* YOUR INSTRUCTIONS:
Reproduce the text of each entry below character for character, omitting the pictures.

-- start MATERIAL PROVIDED --

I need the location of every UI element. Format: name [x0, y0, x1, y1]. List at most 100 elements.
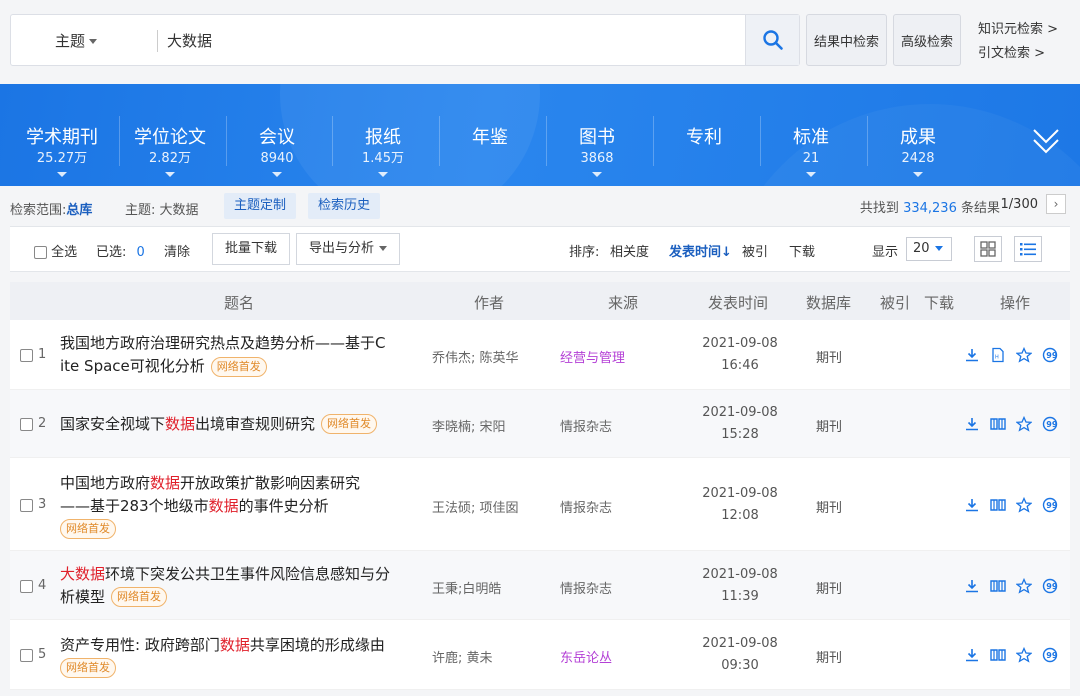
row-source[interactable]: 东岳论丛 — [560, 647, 612, 666]
nav-item-4[interactable]: 年鉴 — [440, 126, 540, 150]
row-ops: 99 — [963, 577, 1059, 595]
row-checkbox[interactable] — [20, 348, 33, 363]
row-author[interactable]: 乔伟杰; 陈英华 — [432, 347, 519, 366]
favorite-star-icon[interactable] — [1015, 346, 1033, 364]
next-page-button[interactable]: › — [1046, 194, 1066, 214]
nav-item-1[interactable]: 学位论文 2.82万 — [120, 126, 220, 177]
nav-item-label: 成果 — [900, 127, 936, 148]
nav-item-count: 2428 — [901, 151, 935, 166]
nav-item-label: 图书 — [579, 127, 615, 148]
row-checkbox[interactable] — [20, 498, 33, 513]
select-all[interactable]: 全选 — [34, 241, 77, 260]
display-label: 显示 — [872, 245, 899, 260]
favorite-star-icon[interactable] — [1015, 646, 1033, 664]
sort-date[interactable]: 发表时间↓ — [669, 241, 732, 260]
nav-item-6[interactable]: 专利 — [654, 126, 754, 150]
favorite-star-icon[interactable] — [1015, 496, 1033, 514]
row-author[interactable]: 李晓楠; 宋阳 — [432, 416, 506, 435]
nav-item-0[interactable]: 学术期刊 25.27万 — [12, 126, 112, 177]
topic-custom-button[interactable]: 主题定制 — [224, 193, 297, 219]
sort-download[interactable]: 下载 — [789, 241, 815, 260]
page-size-select[interactable]: 20 — [906, 237, 952, 261]
search-info-row: 检索范围:总库 主题: 大数据 主题定制 检索历史 共找到 334,236 条结… — [0, 192, 1080, 220]
download-icon[interactable] — [963, 415, 981, 433]
row-checkbox[interactable] — [20, 648, 33, 663]
row-database: 期刊 — [816, 651, 843, 666]
cite-quote-icon[interactable]: 99 — [1041, 577, 1059, 595]
row-ops: 99 — [963, 646, 1059, 664]
col-database: 数据库 — [806, 294, 852, 312]
row-author[interactable]: 王秉;白明皓 — [432, 578, 501, 597]
row-author[interactable]: 王法硕; 项佳囡 — [432, 497, 519, 516]
triangle-down-icon — [806, 172, 816, 177]
grid-view-button[interactable] — [974, 236, 1002, 262]
row-source[interactable]: 情报杂志 — [560, 497, 612, 516]
nav-separator — [439, 116, 440, 166]
row-title-link[interactable]: 大数据环境下突发公共卫生事件风险信息感知与分 析模型 网络首发 — [60, 563, 432, 609]
cite-quote-icon[interactable]: 99 — [1041, 646, 1059, 664]
row-checkbox[interactable] — [20, 579, 33, 594]
knowledge-search-link[interactable]: 知识元检索 > — [978, 18, 1058, 42]
result-search-button[interactable]: 结果中检索 — [806, 14, 887, 66]
search-input[interactable] — [167, 25, 737, 55]
nav-item-2[interactable]: 会议 8940 — [227, 126, 327, 177]
download-icon[interactable] — [963, 346, 981, 364]
col-download[interactable]: 下载 — [924, 292, 954, 313]
col-source: 来源 — [608, 294, 639, 312]
nav-item-8[interactable]: 成果 2428 — [868, 126, 968, 177]
download-icon[interactable] — [963, 496, 981, 514]
col-date[interactable]: 发表时间 — [708, 292, 768, 313]
nav-item-3[interactable]: 报纸 1.45万 — [333, 126, 433, 177]
checkbox[interactable] — [34, 246, 47, 259]
col-title[interactable]: 题名 — [224, 292, 254, 313]
search-field-label: 主题 — [55, 32, 86, 50]
scope-value[interactable]: 总库 — [66, 203, 92, 218]
favorite-star-icon[interactable] — [1015, 415, 1033, 433]
row-title-link[interactable]: 国家安全视域下数据出境审查规则研究 网络首发 — [60, 413, 432, 436]
citation-search-link[interactable]: 引文检索 > — [978, 42, 1058, 66]
col-cited[interactable]: 被引 — [880, 292, 910, 313]
row-date: 2021-09-08 15:28 — [702, 405, 778, 442]
row-database: 期刊 — [816, 420, 843, 435]
caret-down-icon — [89, 39, 98, 44]
clear-button[interactable]: 清除 — [164, 241, 190, 260]
read-online-icon[interactable] — [989, 496, 1007, 514]
download-icon[interactable] — [963, 646, 981, 664]
expand-nav-button[interactable] — [1028, 124, 1064, 160]
row-title-link[interactable]: 我国地方政府治理研究热点及趋势分析——基于C ite Space可视化分析 网络首发 — [60, 332, 432, 378]
row-title-link[interactable]: 中国地方政府数据开放政策扩散影响因素研究 ——基于283个地级市数据的事件史分析网… — [60, 472, 432, 541]
search-button[interactable] — [745, 15, 799, 65]
row-source[interactable]: 情报杂志 — [560, 578, 612, 597]
advanced-search-button[interactable]: 高级检索 — [893, 14, 961, 66]
read-online-icon[interactable] — [989, 415, 1007, 433]
row-date: 2021-09-08 09:30 — [702, 636, 778, 673]
row-checkbox[interactable] — [20, 417, 33, 432]
download-icon[interactable] — [963, 577, 981, 595]
svg-text:99: 99 — [1046, 420, 1058, 429]
nav-item-5[interactable]: 图书 3868 — [547, 126, 647, 177]
export-analysis-button[interactable]: 导出与分析 — [296, 233, 401, 265]
grid-icon — [980, 241, 996, 257]
favorite-star-icon[interactable] — [1015, 577, 1033, 595]
row-source[interactable]: 经营与管理 — [560, 347, 625, 366]
search-field-select[interactable]: 主题 — [55, 30, 98, 51]
sort-relevance[interactable]: 相关度 — [610, 241, 649, 260]
search-history-button[interactable]: 检索历史 — [308, 193, 381, 219]
row-source[interactable]: 情报杂志 — [560, 416, 612, 435]
row-author[interactable]: 许鹿; 黄未 — [432, 647, 493, 666]
cite-quote-icon[interactable]: 99 — [1041, 415, 1059, 433]
row-title-link[interactable]: 资产专用性: 政府跨部门数据共享困境的形成缘由 网络首发 — [60, 634, 432, 680]
nav-item-7[interactable]: 标准 21 — [761, 126, 861, 177]
read-online-icon[interactable] — [989, 577, 1007, 595]
row-date: 2021-09-08 16:46 — [702, 336, 778, 373]
nav-separator — [653, 116, 654, 166]
cite-quote-icon[interactable]: 99 — [1041, 346, 1059, 364]
sort-cited[interactable]: 被引 — [742, 241, 768, 260]
list-view-button[interactable] — [1014, 236, 1042, 262]
cite-quote-icon[interactable]: 99 — [1041, 496, 1059, 514]
online-first-badge: 网络首发 — [60, 519, 116, 539]
read-online-icon[interactable] — [989, 646, 1007, 664]
search-box: 主题 — [10, 14, 800, 66]
html-read-icon[interactable]: H — [989, 346, 1007, 364]
batch-download-button[interactable]: 批量下载 — [212, 233, 291, 265]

-- end MATERIAL PROVIDED --

* ANSWER IN FULL:
I need the location of every UI element. Format: name [x0, y0, x1, y1]. List at most 100 elements.
row-source[interactable]: 东岳论丛 — [560, 647, 612, 666]
nav-item-4[interactable]: 年鉴 — [440, 126, 540, 150]
row-ops: 99 — [963, 577, 1059, 595]
row-checkbox[interactable] — [20, 348, 33, 363]
row-author[interactable]: 乔伟杰; 陈英华 — [432, 347, 519, 366]
favorite-star-icon[interactable] — [1015, 346, 1033, 364]
next-page-button[interactable]: › — [1046, 194, 1066, 214]
nav-item-1[interactable]: 学位论文 2.82万 — [120, 126, 220, 177]
nav-item-label: 成果 — [900, 127, 936, 148]
nav-item-count: 2428 — [901, 151, 935, 166]
nav-item-label: 图书 — [579, 127, 615, 148]
row-checkbox[interactable] — [20, 498, 33, 513]
select-all[interactable]: 全选 — [34, 241, 77, 260]
display-label: 显示 — [872, 245, 899, 260]
favorite-star-icon[interactable] — [1015, 646, 1033, 664]
sort-date[interactable]: 发表时间↓ — [669, 241, 732, 260]
nav-item-6[interactable]: 专利 — [654, 126, 754, 150]
favorite-star-icon[interactable] — [1015, 496, 1033, 514]
row-author[interactable]: 李晓楠; 宋阳 — [432, 416, 506, 435]
nav-item-0[interactable]: 学术期刊 25.27万 — [12, 126, 112, 177]
topic-custom-button[interactable]: 主题定制 — [224, 193, 297, 219]
sort-download[interactable]: 下载 — [789, 241, 815, 260]
page-size-select[interactable]: 20 — [906, 237, 952, 261]
search-info-row: 检索范围:总库 主题: 大数据 主题定制 检索历史 共找到 334,236 条结… — [0, 192, 1080, 220]
download-icon[interactable] — [963, 415, 981, 433]
row-checkbox[interactable] — [20, 648, 33, 663]
row-database: 期刊 — [816, 651, 843, 666]
cite-quote-icon[interactable]: 99 — [1041, 577, 1059, 595]
row-ops: 99 — [963, 646, 1059, 664]
col-database: 数据库 — [806, 294, 852, 312]
row-author[interactable]: 王秉;白明皓 — [432, 578, 501, 597]
row-author[interactable]: 王法硕; 项佳囡 — [432, 497, 519, 516]
triangle-down-icon — [806, 172, 816, 177]
grid-view-button[interactable] — [974, 236, 1002, 262]
row-source[interactable]: 情报杂志 — [560, 497, 612, 516]
nav-separator — [439, 116, 440, 166]
row-title-link[interactable]: 大数据环境下突发公共卫生事件风险信息感知与分 析模型 网络首发 — [60, 563, 432, 609]
cite-quote-icon[interactable]: 99 — [1041, 646, 1059, 664]
row-checkbox[interactable] — [20, 579, 33, 594]
knowledge-search-link[interactable]: 知识元检索 > — [978, 18, 1058, 42]
result-search-button[interactable]: 结果中检索 — [806, 14, 887, 66]
search-input[interactable] — [167, 25, 737, 55]
nav-item-2[interactable]: 会议 8940 — [227, 126, 327, 177]
download-icon[interactable] — [963, 346, 981, 364]
col-download[interactable]: 下载 — [924, 292, 954, 313]
col-source: 来源 — [608, 294, 639, 312]
nav-item-8[interactable]: 成果 2428 — [868, 126, 968, 177]
download-icon[interactable] — [963, 496, 981, 514]
col-date[interactable]: 发表时间 — [708, 292, 768, 313]
nav-item-3[interactable]: 报纸 1.45万 — [333, 126, 433, 177]
checkbox[interactable] — [34, 246, 47, 259]
col-title[interactable]: 题名 — [224, 292, 254, 313]
search-field-label: 主题 — [55, 32, 86, 50]
scope-value[interactable]: 总库 — [66, 203, 92, 218]
favorite-star-icon[interactable] — [1015, 415, 1033, 433]
row-title-link[interactable]: 国家安全视域下数据出境审查规则研究 网络首发 — [60, 413, 432, 436]
citation-search-link[interactable]: 引文检索 > — [978, 42, 1058, 66]
col-cited[interactable]: 被引 — [880, 292, 910, 313]
row-date: 2021-09-08 15:28 — [702, 405, 778, 442]
row-database: 期刊 — [816, 420, 843, 435]
caret-down-icon — [89, 39, 98, 44]
clear-button[interactable]: 清除 — [164, 241, 190, 260]
read-online-icon[interactable] — [989, 496, 1007, 514]
download-icon[interactable] — [963, 646, 981, 664]
expand-nav-button[interactable] — [1028, 124, 1064, 160]
row-title-link[interactable]: 我国地方政府治理研究热点及趋势分析——基于C ite Space可视化分析 网络首发 — [60, 332, 432, 378]
row-title-link[interactable]: 中国地方政府数据开放政策扩散影响因素研究 ——基于283个地级市数据的事件史分析网… — [60, 472, 432, 541]
search-button[interactable] — [745, 15, 799, 65]
row-source[interactable]: 情报杂志 — [560, 578, 612, 597]
advanced-search-button[interactable]: 高级检索 — [893, 14, 961, 66]
read-online-icon[interactable] — [989, 415, 1007, 433]
row-date: 2021-09-08 09:30 — [702, 636, 778, 673]
row-checkbox[interactable] — [20, 417, 33, 432]
download-icon[interactable] — [963, 577, 981, 595]
svg-text:99: 99 — [1046, 420, 1058, 429]
nav-item-5[interactable]: 图书 3868 — [547, 126, 647, 177]
export-analysis-button[interactable]: 导出与分析 — [296, 233, 401, 265]
grid-icon — [980, 241, 996, 257]
favorite-star-icon[interactable] — [1015, 577, 1033, 595]
row-source[interactable]: 经营与管理 — [560, 347, 625, 366]
search-field-select[interactable]: 主题 — [55, 30, 98, 51]
sort-relevance[interactable]: 相关度 — [610, 241, 649, 260]
search-history-button[interactable]: 检索历史 — [308, 193, 381, 219]
row-source[interactable]: 情报杂志 — [560, 416, 612, 435]
row-author[interactable]: 许鹿; 黄未 — [432, 647, 493, 666]
cite-quote-icon[interactable]: 99 — [1041, 415, 1059, 433]
row-title-link[interactable]: 资产专用性: 政府跨部门数据共享困境的形成缘由 网络首发 — [60, 634, 432, 680]
nav-item-7[interactable]: 标准 21 — [761, 126, 861, 177]
read-online-icon[interactable] — [989, 577, 1007, 595]
row-date: 2021-09-08 16:46 — [702, 336, 778, 373]
nav-separator — [653, 116, 654, 166]
cite-quote-icon[interactable]: 99 — [1041, 346, 1059, 364]
sort-cited[interactable]: 被引 — [742, 241, 768, 260]
list-view-button[interactable] — [1014, 236, 1042, 262]
cite-quote-icon[interactable]: 99 — [1041, 496, 1059, 514]
online-first-badge: 网络首发 — [60, 519, 116, 539]
read-online-icon[interactable] — [989, 646, 1007, 664]
search-box: 主题 — [10, 14, 800, 66]
html-read-icon[interactable]: H — [989, 346, 1007, 364]
batch-download-button[interactable]: 批量下载 — [212, 233, 291, 265]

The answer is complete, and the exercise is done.